Records from a collection:
....
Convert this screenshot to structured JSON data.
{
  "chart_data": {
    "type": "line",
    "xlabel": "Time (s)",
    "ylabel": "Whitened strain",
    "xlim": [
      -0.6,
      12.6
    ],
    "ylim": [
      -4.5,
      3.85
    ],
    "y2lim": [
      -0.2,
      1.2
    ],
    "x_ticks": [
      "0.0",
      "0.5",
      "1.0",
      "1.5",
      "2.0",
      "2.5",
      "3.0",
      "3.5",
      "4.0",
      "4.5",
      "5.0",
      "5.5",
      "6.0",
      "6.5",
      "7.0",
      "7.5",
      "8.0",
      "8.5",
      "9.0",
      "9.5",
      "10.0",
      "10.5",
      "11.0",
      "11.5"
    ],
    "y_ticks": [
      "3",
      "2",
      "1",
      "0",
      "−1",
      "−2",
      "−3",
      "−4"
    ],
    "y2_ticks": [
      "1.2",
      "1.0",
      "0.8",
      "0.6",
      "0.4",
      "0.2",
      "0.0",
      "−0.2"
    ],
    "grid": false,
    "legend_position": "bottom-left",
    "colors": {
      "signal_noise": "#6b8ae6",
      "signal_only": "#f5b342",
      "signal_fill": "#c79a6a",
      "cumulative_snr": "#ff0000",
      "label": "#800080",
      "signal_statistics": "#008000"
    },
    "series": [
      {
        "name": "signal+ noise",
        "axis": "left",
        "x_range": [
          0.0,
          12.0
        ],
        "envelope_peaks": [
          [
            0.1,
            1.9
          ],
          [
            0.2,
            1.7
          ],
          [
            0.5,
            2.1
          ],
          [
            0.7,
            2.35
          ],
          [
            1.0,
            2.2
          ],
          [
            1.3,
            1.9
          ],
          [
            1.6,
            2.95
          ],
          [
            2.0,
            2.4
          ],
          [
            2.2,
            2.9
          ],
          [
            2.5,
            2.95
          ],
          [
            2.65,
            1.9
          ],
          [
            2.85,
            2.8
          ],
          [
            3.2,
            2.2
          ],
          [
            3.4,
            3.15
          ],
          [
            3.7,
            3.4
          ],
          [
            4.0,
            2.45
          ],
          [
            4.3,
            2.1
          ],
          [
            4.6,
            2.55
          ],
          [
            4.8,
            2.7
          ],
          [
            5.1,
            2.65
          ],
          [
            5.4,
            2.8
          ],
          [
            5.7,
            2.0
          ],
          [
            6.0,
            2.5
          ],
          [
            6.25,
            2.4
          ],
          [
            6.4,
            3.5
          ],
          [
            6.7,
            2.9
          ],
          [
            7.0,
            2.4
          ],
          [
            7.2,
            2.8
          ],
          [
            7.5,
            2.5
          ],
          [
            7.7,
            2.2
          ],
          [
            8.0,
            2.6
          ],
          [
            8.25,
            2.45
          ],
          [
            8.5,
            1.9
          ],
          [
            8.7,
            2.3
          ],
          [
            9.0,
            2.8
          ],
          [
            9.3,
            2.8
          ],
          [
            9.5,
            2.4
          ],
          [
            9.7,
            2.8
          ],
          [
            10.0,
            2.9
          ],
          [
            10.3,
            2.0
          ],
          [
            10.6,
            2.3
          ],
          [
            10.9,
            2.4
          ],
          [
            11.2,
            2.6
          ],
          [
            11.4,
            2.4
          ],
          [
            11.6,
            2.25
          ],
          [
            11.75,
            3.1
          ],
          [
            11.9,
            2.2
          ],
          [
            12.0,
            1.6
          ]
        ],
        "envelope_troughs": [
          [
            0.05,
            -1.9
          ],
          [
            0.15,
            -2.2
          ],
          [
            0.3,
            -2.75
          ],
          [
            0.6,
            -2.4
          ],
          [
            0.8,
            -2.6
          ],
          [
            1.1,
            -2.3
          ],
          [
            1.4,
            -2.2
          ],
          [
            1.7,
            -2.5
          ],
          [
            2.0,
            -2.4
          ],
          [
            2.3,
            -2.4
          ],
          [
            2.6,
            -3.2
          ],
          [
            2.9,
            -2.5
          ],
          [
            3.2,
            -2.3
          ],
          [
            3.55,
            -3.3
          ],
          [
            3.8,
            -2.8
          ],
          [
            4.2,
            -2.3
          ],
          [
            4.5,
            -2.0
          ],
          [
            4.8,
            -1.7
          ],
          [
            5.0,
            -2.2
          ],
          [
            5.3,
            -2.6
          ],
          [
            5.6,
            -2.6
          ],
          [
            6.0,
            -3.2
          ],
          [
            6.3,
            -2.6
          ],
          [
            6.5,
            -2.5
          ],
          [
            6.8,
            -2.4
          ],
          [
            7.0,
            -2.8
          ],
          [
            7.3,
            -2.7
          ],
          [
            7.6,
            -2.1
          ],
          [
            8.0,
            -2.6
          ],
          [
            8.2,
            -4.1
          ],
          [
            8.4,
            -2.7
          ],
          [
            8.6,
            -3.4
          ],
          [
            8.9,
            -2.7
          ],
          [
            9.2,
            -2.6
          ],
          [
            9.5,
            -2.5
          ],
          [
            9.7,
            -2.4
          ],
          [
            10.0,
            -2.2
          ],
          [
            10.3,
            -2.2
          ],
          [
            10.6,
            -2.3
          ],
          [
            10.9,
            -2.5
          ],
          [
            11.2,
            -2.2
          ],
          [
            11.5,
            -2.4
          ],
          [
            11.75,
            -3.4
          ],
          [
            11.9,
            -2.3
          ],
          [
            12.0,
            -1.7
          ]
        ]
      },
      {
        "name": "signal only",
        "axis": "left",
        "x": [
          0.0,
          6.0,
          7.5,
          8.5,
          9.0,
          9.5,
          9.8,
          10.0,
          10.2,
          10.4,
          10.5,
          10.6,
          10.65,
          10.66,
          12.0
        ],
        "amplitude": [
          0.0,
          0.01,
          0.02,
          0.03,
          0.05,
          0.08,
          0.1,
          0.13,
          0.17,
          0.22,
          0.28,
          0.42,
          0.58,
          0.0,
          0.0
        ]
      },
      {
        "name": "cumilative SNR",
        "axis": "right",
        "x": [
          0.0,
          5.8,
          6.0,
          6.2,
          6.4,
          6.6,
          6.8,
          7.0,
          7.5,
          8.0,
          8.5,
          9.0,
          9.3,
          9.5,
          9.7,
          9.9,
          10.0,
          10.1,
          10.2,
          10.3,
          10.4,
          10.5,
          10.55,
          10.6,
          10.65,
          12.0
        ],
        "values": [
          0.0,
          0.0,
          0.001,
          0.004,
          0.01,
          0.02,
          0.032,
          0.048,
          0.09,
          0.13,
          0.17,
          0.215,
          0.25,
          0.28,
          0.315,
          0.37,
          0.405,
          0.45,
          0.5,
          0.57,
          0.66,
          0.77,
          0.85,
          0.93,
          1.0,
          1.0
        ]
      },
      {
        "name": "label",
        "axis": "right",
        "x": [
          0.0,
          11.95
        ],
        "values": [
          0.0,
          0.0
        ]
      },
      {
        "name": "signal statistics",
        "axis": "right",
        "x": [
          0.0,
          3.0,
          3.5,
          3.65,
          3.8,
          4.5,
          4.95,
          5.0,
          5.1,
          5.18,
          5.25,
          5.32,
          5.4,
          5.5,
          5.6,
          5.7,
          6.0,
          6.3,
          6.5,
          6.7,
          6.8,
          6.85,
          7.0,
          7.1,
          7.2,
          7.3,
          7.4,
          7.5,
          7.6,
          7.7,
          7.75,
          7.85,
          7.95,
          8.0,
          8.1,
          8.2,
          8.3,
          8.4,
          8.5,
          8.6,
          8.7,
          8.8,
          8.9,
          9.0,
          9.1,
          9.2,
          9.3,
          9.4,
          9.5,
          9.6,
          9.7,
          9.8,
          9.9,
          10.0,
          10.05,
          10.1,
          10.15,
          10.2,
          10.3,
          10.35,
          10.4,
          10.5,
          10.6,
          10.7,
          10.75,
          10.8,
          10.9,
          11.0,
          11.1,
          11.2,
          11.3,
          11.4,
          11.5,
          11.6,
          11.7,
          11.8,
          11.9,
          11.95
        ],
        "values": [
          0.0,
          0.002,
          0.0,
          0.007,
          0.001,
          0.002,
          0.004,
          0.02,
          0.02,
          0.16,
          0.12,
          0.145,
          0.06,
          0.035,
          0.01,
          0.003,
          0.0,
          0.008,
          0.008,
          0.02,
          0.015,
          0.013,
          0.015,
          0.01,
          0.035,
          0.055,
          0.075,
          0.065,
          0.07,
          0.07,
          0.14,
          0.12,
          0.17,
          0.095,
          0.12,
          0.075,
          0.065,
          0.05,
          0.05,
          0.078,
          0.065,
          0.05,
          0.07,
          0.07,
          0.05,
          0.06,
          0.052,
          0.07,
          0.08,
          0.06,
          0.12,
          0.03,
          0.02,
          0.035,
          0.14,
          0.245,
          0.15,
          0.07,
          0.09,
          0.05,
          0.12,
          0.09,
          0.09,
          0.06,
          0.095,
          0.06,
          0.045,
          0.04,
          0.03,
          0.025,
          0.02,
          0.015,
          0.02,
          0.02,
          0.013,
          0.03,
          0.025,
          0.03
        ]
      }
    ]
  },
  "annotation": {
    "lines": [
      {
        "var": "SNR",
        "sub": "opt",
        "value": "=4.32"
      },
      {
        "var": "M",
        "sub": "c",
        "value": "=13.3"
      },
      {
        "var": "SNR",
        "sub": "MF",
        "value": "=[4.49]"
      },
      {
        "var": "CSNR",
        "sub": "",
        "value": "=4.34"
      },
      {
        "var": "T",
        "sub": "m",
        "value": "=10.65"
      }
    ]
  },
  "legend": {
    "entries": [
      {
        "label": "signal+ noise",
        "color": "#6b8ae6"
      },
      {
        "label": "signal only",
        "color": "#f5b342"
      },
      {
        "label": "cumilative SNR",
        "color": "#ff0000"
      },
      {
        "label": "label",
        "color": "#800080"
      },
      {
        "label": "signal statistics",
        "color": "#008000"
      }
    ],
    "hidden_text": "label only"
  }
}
....
SET EXERCISE:
From the listing, copy every line where the string "cumilative" appears.

RESPONSE FOR THIS EXERCISE:
        "name": "cumilative SNR",
        "label": "cumilative SNR",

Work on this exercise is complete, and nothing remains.